---- Dataset content

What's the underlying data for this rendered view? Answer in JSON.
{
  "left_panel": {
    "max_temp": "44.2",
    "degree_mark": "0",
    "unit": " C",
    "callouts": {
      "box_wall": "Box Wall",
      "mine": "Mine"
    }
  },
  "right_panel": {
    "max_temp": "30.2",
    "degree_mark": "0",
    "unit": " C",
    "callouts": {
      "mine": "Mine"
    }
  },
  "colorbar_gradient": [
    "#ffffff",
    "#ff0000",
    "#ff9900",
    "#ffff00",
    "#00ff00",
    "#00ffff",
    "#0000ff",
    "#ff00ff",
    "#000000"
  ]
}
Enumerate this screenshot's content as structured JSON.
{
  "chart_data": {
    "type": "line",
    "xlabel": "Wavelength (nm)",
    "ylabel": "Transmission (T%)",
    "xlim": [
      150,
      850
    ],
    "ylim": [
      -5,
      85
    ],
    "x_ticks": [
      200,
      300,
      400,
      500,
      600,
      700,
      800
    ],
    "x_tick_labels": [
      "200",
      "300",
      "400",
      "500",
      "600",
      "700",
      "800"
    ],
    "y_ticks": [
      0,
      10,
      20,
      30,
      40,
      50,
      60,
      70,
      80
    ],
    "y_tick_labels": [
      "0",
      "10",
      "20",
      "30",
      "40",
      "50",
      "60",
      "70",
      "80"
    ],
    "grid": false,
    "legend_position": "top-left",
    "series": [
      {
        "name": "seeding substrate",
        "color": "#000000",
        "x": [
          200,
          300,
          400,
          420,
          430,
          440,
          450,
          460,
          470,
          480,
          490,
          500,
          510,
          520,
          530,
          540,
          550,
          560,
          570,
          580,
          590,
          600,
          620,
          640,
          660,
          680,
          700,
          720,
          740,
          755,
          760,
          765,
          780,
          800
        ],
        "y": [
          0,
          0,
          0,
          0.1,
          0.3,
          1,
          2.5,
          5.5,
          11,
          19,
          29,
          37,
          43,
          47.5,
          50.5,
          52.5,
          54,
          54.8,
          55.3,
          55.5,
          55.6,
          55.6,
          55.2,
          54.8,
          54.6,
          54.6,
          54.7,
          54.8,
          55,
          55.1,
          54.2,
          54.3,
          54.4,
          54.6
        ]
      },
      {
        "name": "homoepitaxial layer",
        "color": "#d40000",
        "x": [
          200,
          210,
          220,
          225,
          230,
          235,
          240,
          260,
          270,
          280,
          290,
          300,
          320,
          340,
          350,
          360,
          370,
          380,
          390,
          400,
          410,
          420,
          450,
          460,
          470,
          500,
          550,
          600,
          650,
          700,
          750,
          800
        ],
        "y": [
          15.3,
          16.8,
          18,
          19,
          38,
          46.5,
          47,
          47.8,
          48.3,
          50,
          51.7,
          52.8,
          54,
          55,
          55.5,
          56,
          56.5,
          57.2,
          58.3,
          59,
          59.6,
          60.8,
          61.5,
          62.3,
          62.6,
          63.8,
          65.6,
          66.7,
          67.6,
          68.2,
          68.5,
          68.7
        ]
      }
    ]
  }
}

--------

● Exercise aim: Select every line of the material above holding the word "JSON" and copy it.

● Final result:
What's the underlying data for this rendered view? Answer in JSON.
Enumerate this screenshot's content as structured JSON.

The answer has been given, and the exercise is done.